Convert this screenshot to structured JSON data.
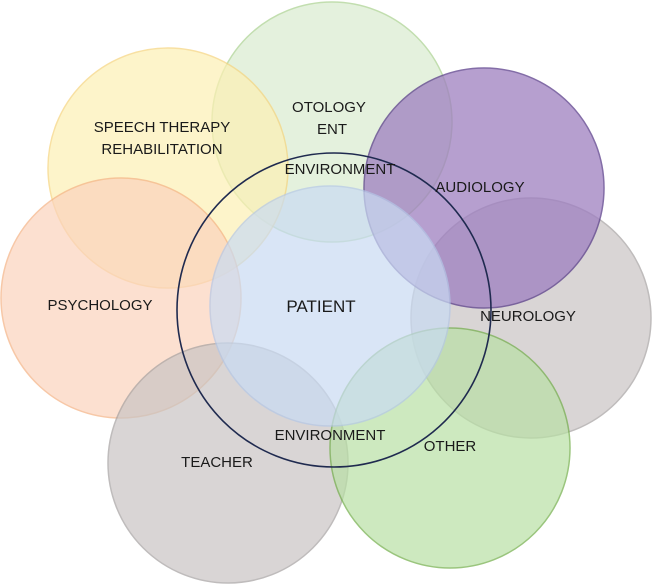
{
  "labels": {
    "otology": "OTOLOGY",
    "ent": "ENT",
    "speech_therapy": "SPEECH THERAPY",
    "rehabilitation": "REHABILITATION",
    "environment_top": "ENVIRONMENT",
    "audiology": "AUDIOLOGY",
    "psychology": "PSYCHOLOGY",
    "patient": "PATIENT",
    "neurology": "NEUROLOGY",
    "environment_bottom": "ENVIRONMENT",
    "other": "OTHER",
    "teacher": "TEACHER"
  },
  "colors": {
    "otology_fill": "#d9ecd0",
    "otology_stroke": "#a9d18e",
    "speech_fill": "#fdf0b4",
    "speech_stroke": "#f6d47c",
    "audiology_fill": "#9e7fc0",
    "audiology_stroke": "#5a3d8a",
    "neurology_fill": "#c9c4c4",
    "neurology_stroke": "#a5a0a0",
    "psychology_fill": "#fbd3bd",
    "psychology_stroke": "#f4b183",
    "teacher_fill": "#c9c4c4",
    "teacher_stroke": "#a5a0a0",
    "other_fill": "#b9e0a5",
    "other_stroke": "#70ad47",
    "patient_fill": "#c9dbf3",
    "patient_stroke": "#b4c7e7",
    "environment_stroke": "#1f2a4f"
  }
}
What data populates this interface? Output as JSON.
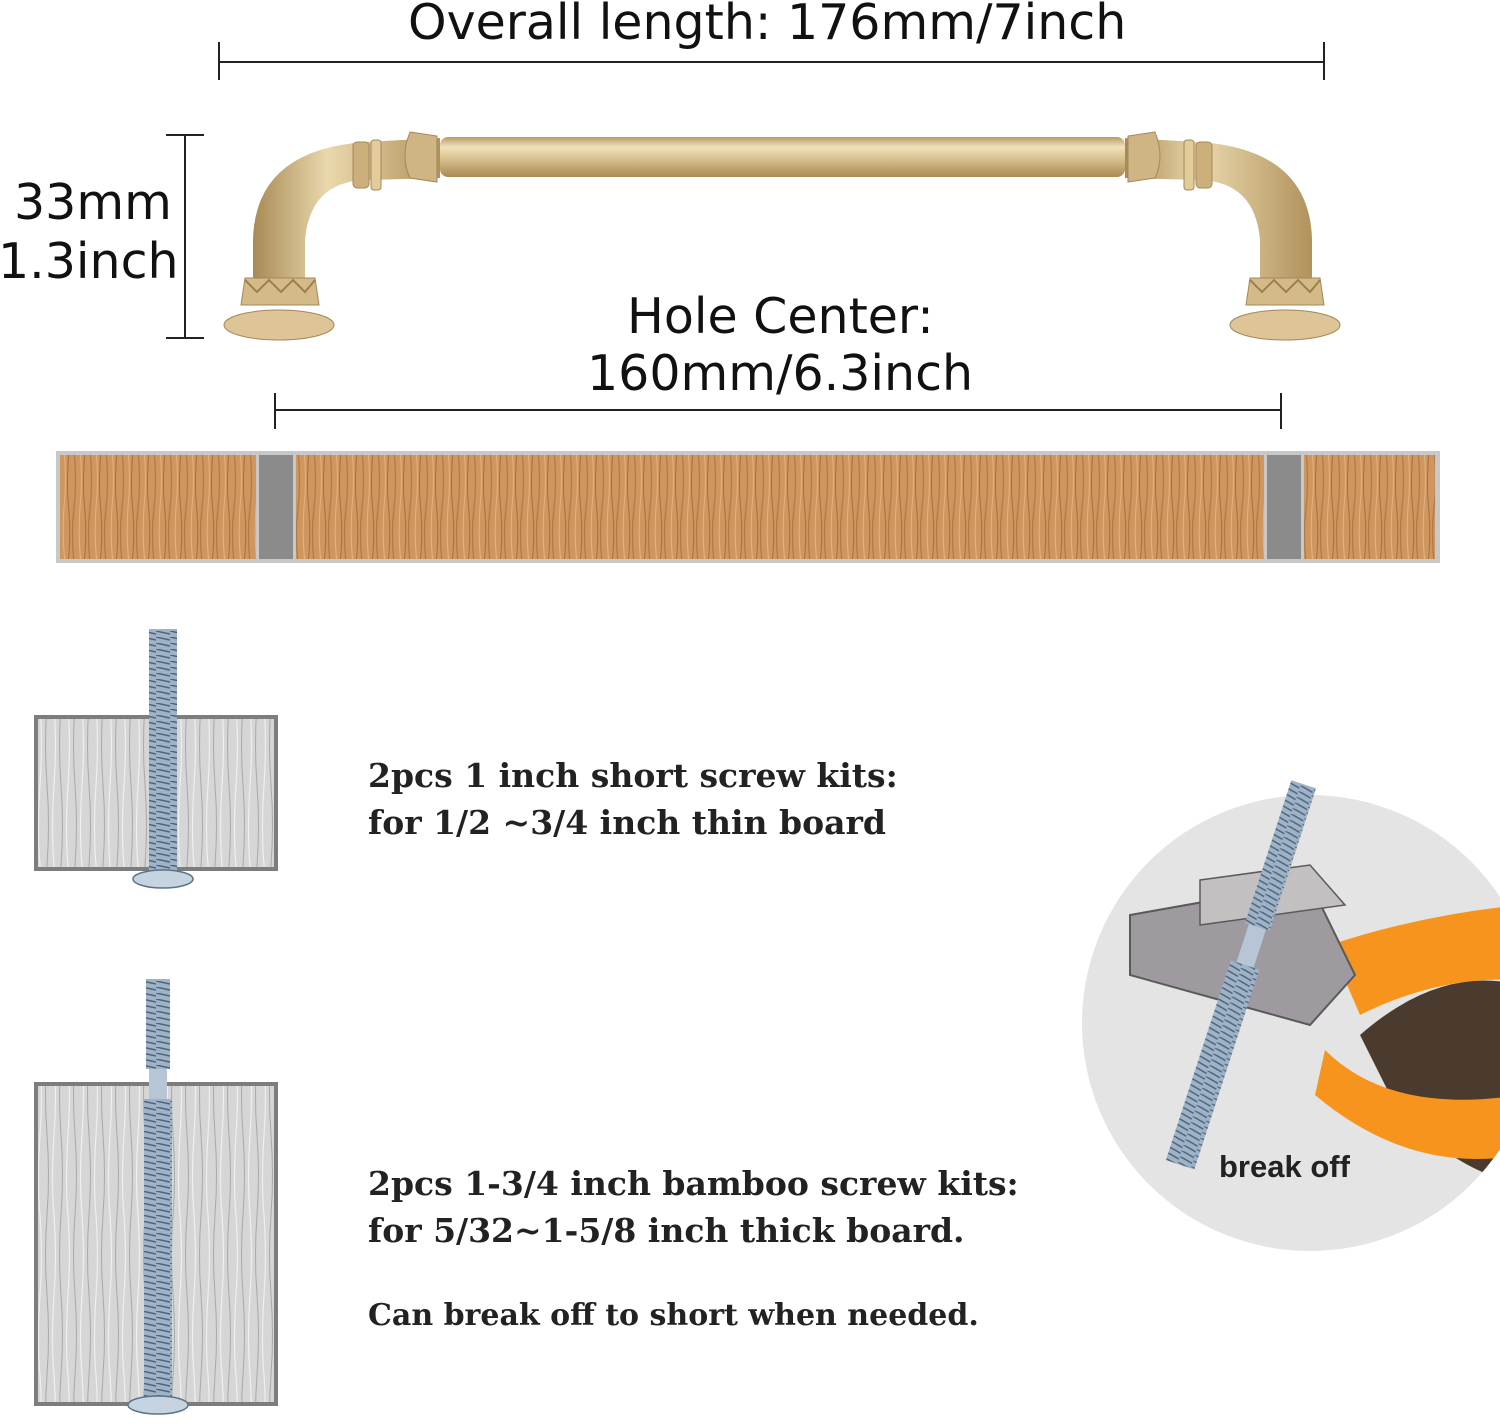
____________
- WHAT YOU WILL DO -
Find the lines with the string "data" and reproduce them.

- ANSWER TO THIS PROBLEM -
Convert this screenshot to structured JSON data.
What data populates this interface? Output as JSON.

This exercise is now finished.